Provide an exact transcription of all the records.

START Stored rows

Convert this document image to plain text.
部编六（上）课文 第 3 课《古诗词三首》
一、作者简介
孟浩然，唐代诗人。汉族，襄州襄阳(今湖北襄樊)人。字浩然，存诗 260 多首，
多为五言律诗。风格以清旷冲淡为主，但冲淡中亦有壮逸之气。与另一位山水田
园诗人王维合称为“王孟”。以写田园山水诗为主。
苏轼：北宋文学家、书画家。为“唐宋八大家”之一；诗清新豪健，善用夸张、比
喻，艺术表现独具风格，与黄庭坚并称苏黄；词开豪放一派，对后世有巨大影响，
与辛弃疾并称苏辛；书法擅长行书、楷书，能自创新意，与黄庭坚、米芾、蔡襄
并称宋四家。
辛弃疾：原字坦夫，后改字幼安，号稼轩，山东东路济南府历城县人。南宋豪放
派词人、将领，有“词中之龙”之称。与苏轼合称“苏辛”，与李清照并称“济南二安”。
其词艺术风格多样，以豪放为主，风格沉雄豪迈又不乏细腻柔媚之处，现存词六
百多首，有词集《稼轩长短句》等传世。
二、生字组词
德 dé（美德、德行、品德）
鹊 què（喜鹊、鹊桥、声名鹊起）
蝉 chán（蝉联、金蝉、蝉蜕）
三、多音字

END Stored rows

#### [Response to the task]
Convert this document image to plain text.
部编六（上）课文 第 3 课《古诗词三首》
一、作者简介
孟浩然，唐代诗人。汉族，襄州襄阳(今湖北襄樊)人。字浩然，存诗 260 多首，
多为五言律诗。风格以清旷冲淡为主，但冲淡中亦有壮逸之气。与另一位山水田
园诗人王维合称为“王孟”。以写田园山水诗为主。
苏轼：北宋文学家、书画家。为“唐宋八大家”之一；诗清新豪健，善用夸张、比
喻，艺术表现独具风格，与黄庭坚并称苏黄；词开豪放一派，对后世有巨大影响，
与辛弃疾并称苏辛；书法擅长行书、楷书，能自创新意，与黄庭坚、米芾、蔡襄
并称宋四家。
辛弃疾：原字坦夫，后改字幼安，号稼轩，山东东路济南府历城县人。南宋豪放
派词人、将领，有“词中之龙”之称。与苏轼合称“苏辛”，与李清照并称“济南二安”。
其词艺术风格多样，以豪放为主，风格沉雄豪迈又不乏细腻柔媚之处，现存词六
百多首，有词集《稼轩长短句》等传世。
二、生字组词
德 dé（美德、德行、品德）
鹊 què（喜鹊、鹊桥、声名鹊起）
蝉 chán（蝉联、金蝉、蝉蜕）
三、多音字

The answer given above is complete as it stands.